— START Extracted information —
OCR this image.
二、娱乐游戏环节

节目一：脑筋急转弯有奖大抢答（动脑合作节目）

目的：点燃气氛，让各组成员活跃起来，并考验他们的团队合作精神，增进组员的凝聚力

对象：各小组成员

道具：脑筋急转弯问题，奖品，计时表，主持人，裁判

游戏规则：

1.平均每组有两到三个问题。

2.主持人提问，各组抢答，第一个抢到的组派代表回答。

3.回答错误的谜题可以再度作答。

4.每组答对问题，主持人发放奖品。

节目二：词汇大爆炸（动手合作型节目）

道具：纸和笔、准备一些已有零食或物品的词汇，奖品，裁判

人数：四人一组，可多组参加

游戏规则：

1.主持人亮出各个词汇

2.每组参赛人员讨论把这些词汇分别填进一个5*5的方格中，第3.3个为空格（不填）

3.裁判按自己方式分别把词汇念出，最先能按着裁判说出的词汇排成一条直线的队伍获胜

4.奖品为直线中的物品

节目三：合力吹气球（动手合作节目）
— END Extracted information —
- What is required:
Extract the complete listing verbatim.

- Solution to the exercise:
OCR this image.
二、娱乐游戏环节

节目一：脑筋急转弯有奖大抢答（动脑合作节目）

目的：点燃气氛，让各组成员活跃起来，并考验他们的团队合作精神，增进组员的凝聚力

对象：各小组成员

道具：脑筋急转弯问题，奖品，计时表，主持人，裁判

游戏规则：

1.平均每组有两到三个问题。

2.主持人提问，各组抢答，第一个抢到的组派代表回答。

3.回答错误的谜题可以再度作答。

4.每组答对问题，主持人发放奖品。

节目二：词汇大爆炸（动手合作型节目）

道具：纸和笔、准备一些已有零食或物品的词汇，奖品，裁判

人数：四人一组，可多组参加

游戏规则：

1.主持人亮出各个词汇

2.每组参赛人员讨论把这些词汇分别填进一个5*5的方格中，第3.3个为空格（不填）

3.裁判按自己方式分别把词汇念出，最先能按着裁判说出的词汇排成一条直线的队伍获胜

4.奖品为直线中的物品

节目三：合力吹气球（动手合作节目）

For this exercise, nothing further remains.